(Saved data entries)
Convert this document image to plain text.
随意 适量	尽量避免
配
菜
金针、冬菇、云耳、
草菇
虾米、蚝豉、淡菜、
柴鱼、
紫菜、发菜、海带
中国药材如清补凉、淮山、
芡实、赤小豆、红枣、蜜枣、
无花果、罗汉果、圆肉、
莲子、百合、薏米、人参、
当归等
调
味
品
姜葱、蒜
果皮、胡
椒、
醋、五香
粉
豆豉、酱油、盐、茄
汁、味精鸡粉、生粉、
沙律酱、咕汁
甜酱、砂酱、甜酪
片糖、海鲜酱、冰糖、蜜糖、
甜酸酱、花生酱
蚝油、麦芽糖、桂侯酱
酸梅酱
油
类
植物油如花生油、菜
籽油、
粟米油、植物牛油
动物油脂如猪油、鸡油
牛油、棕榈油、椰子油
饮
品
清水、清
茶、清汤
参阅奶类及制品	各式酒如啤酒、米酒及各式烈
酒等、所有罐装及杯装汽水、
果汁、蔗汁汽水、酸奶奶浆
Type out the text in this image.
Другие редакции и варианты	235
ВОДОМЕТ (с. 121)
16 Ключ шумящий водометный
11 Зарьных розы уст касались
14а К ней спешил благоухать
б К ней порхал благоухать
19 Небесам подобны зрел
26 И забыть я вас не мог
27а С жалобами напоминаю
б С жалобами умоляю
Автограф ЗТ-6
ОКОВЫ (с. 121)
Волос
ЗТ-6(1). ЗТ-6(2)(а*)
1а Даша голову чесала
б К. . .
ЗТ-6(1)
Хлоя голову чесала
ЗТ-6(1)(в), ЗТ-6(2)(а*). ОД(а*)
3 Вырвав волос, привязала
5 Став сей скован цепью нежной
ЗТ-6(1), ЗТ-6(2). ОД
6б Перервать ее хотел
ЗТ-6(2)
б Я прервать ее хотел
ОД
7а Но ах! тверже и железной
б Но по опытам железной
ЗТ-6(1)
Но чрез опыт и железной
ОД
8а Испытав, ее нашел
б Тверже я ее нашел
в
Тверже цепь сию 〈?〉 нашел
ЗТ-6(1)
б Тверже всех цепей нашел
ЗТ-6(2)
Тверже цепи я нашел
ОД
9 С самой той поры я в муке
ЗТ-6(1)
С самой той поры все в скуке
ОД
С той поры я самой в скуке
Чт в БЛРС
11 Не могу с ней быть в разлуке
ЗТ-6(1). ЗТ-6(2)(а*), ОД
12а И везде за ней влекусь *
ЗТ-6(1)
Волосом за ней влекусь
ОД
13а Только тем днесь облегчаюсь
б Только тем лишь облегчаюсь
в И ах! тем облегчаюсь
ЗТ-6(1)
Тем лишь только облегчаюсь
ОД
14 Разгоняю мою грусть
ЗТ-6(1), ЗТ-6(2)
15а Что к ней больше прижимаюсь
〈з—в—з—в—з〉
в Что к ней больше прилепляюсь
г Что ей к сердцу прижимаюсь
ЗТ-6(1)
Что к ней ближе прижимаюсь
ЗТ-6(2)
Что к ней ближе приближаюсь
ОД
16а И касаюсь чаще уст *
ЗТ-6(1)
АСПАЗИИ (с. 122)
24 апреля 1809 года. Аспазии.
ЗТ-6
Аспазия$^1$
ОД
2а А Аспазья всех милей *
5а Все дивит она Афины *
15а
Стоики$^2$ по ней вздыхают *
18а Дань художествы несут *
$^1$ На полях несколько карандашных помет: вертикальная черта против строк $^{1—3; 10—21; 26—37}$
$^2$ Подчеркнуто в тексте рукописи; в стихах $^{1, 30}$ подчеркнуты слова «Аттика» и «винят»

=== EXERCISE ===
Write out every entry above, word for word.

=== RESPONSE BELOW ===
Convert this document image to plain text.
随意 适量	尽量避免
配
菜
金针、冬菇、云耳、
草菇
虾米、蚝豉、淡菜、
柴鱼、
紫菜、发菜、海带
中国药材如清补凉、淮山、
芡实、赤小豆、红枣、蜜枣、
无花果、罗汉果、圆肉、
莲子、百合、薏米、人参、
当归等
调
味
品
姜葱、蒜
果皮、胡
椒、
醋、五香
粉
豆豉、酱油、盐、茄
汁、味精鸡粉、生粉、
沙律酱、咕汁
甜酱、砂酱、甜酪
片糖、海鲜酱、冰糖、蜜糖、
甜酸酱、花生酱
蚝油、麦芽糖、桂侯酱
酸梅酱
油
类
植物油如花生油、菜
籽油、
粟米油、植物牛油
动物油脂如猪油、鸡油
牛油、棕榈油、椰子油
饮
品
清水、清
茶、清汤
参阅奶类及制品	各式酒如啤酒、米酒及各式烈
酒等、所有罐装及杯装汽水、
果汁、蔗汁汽水、酸奶奶浆
Type out the text in this image.
Другие редакции и варианты	235
ВОДОМЕТ (с. 121)
16 Ключ шумящий водометный
11 Зарьных розы уст касались
14а К ней спешил благоухать
б К ней порхал благоухать
19 Небесам подобны зрел
26 И забыть я вас не мог
27а С жалобами напоминаю
б С жалобами умоляю
Автограф ЗТ-6
ОКОВЫ (с. 121)
Волос
ЗТ-6(1). ЗТ-6(2)(а*)
1а Даша голову чесала
б К. . .
ЗТ-6(1)
Хлоя голову чесала
ЗТ-6(1)(в), ЗТ-6(2)(а*). ОД(а*)
3 Вырвав волос, привязала
5 Став сей скован цепью нежной
ЗТ-6(1), ЗТ-6(2). ОД
6б Перервать ее хотел
ЗТ-6(2)
б Я прервать ее хотел
ОД
7а Но ах! тверже и железной
б Но по опытам железной
ЗТ-6(1)
Но чрез опыт и железной
ОД
8а Испытав, ее нашел
б Тверже я ее нашел
в
Тверже цепь сию 〈?〉 нашел
ЗТ-6(1)
б Тверже всех цепей нашел
ЗТ-6(2)
Тверже цепи я нашел
ОД
9 С самой той поры я в муке
ЗТ-6(1)
С самой той поры все в скуке
ОД
С той поры я самой в скуке
Чт в БЛРС
11 Не могу с ней быть в разлуке
ЗТ-6(1). ЗТ-6(2)(а*), ОД
12а И везде за ней влекусь *
ЗТ-6(1)
Волосом за ней влекусь
ОД
13а Только тем днесь облегчаюсь
б Только тем лишь облегчаюсь
в И ах! тем облегчаюсь
ЗТ-6(1)
Тем лишь только облегчаюсь
ОД
14 Разгоняю мою грусть
ЗТ-6(1), ЗТ-6(2)
15а Что к ней больше прижимаюсь
〈з—в—з—в—з〉
в Что к ней больше прилепляюсь
г Что ей к сердцу прижимаюсь
ЗТ-6(1)
Что к ней ближе прижимаюсь
ЗТ-6(2)
Что к ней ближе приближаюсь
ОД
16а И касаюсь чаще уст *
ЗТ-6(1)
АСПАЗИИ (с. 122)
24 апреля 1809 года. Аспазии.
ЗТ-6
Аспазия$^1$
ОД
2а А Аспазья всех милей *
5а Все дивит она Афины *
15а
Стоики$^2$ по ней вздыхают *
18а Дань художествы несут *
$^1$ На полях несколько карандашных помет: вертикальная черта против строк $^{1—3; 10—21; 26—37}$
$^2$ Подчеркнуто в тексте рукописи; в стихах $^{1, 30}$ подчеркнуты слова «Аттика» и «винят»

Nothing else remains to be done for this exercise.